▸ WHAT YOU WILL DO
Return the listing below unchanged, minus its pictures.
◆ ◆ ◆ ◆ ◆ ◆ ◆
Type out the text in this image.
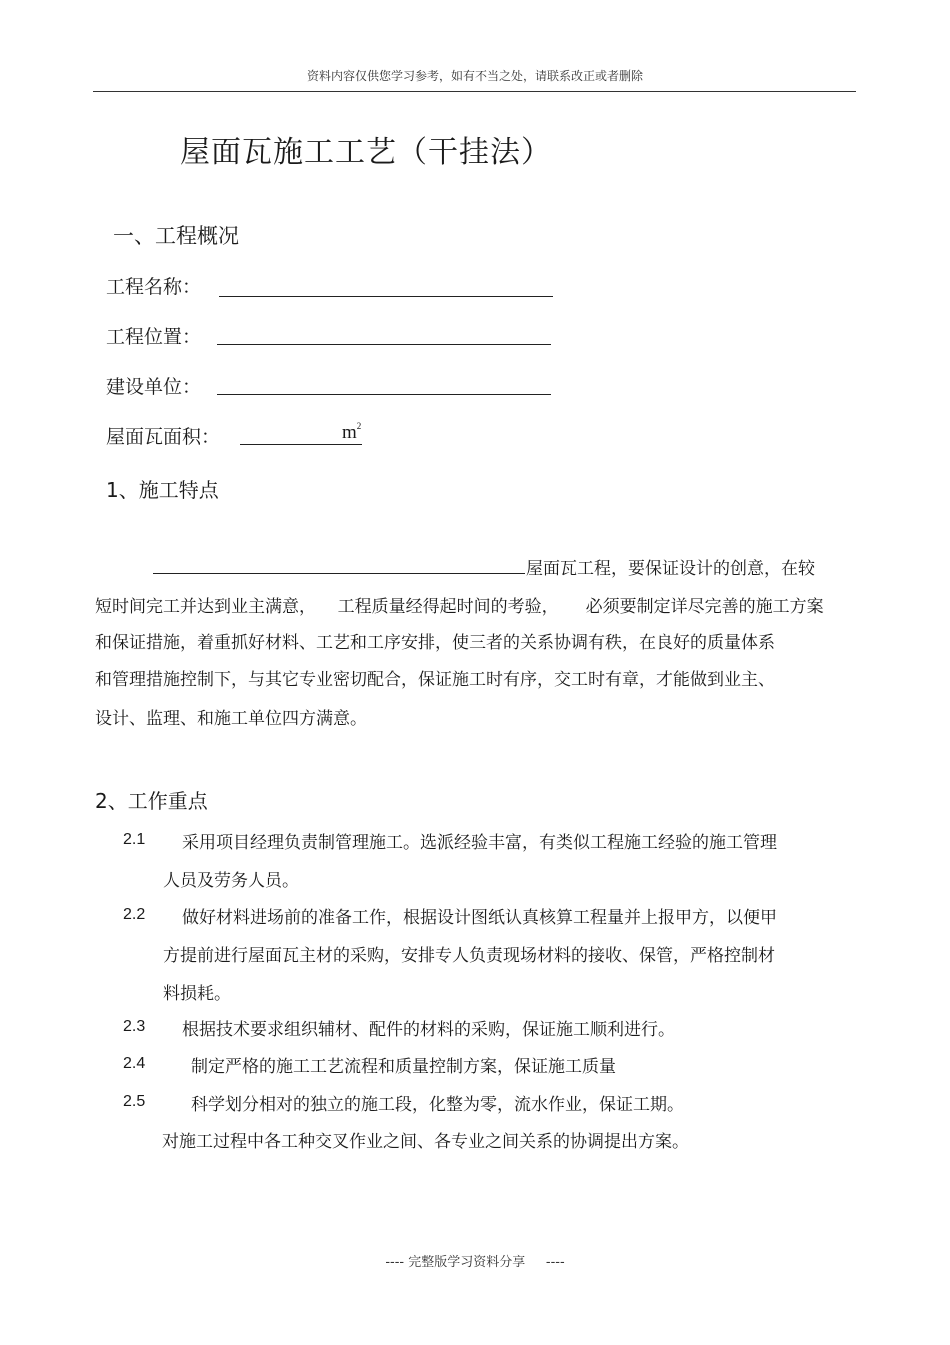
资料内容仅供您学习参考，如有不当之处，请联系改正或者删除
屋面瓦施工工艺（干挂法）
一、工程概况
工程名称：
工程位置：
建设单位：
屋面瓦面积：	$m^2$
1、施工特点
屋面瓦工程，要保证设计的创意，在较
短时间完工并达到业主满意，    工程质量经得起时间的考验，     必须要制定详尽完善的施工方案
和保证措施，着重抓好材料、工艺和工序安排，使三者的关系协调有秩，在良好的质量体系
和管理措施控制下，与其它专业密切配合，保证施工时有序，交工时有章，才能做到业主、
设计、监理、和施工单位四方满意。
2、工作重点
2.1 采用项目经理负责制管理施工。选派经验丰富，有类似工程施工经验的施工管理
人员及劳务人员。
2.2 做好材料进场前的准备工作，根据设计图纸认真核算工程量并上报甲方，以便甲
方提前进行屋面瓦主材的采购，安排专人负责现场材料的接收、保管，严格控制材
料损耗。
2.3 根据技术要求组织辅材、配件的材料的采购，保证施工顺利进行。
2.4	制定严格的施工工艺流程和质量控制方案，保证施工质量
2.5	科学划分相对的独立的施工段，化整为零，流水作业，保证工期。
对施工过程中各工种交叉作业之间、各专业之间关系的协调提出方案。
---- 完整版学习资料分享     ----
◆ ◆ ◆ ◆ ◆ ◆ ◆
▸ ANSWER TO THE PROBLEM
Type out the text in this image.
资料内容仅供您学习参考，如有不当之处，请联系改正或者删除
屋面瓦施工工艺（干挂法）
一、工程概况
工程名称：
工程位置：
建设单位：
屋面瓦面积：	$m^2$
1、施工特点
屋面瓦工程，要保证设计的创意，在较
短时间完工并达到业主满意，    工程质量经得起时间的考验，     必须要制定详尽完善的施工方案
和保证措施，着重抓好材料、工艺和工序安排，使三者的关系协调有秩，在良好的质量体系
和管理措施控制下，与其它专业密切配合，保证施工时有序，交工时有章，才能做到业主、
设计、监理、和施工单位四方满意。
2、工作重点
2.1 采用项目经理负责制管理施工。选派经验丰富，有类似工程施工经验的施工管理
人员及劳务人员。
2.2 做好材料进场前的准备工作，根据设计图纸认真核算工程量并上报甲方，以便甲
方提前进行屋面瓦主材的采购，安排专人负责现场材料的接收、保管，严格控制材
料损耗。
2.3 根据技术要求组织辅材、配件的材料的采购，保证施工顺利进行。
2.4	制定严格的施工工艺流程和质量控制方案，保证施工质量
2.5	科学划分相对的独立的施工段，化整为零，流水作业，保证工期。
对施工过程中各工种交叉作业之间、各专业之间关系的协调提出方案。
---- 完整版学习资料分享     ----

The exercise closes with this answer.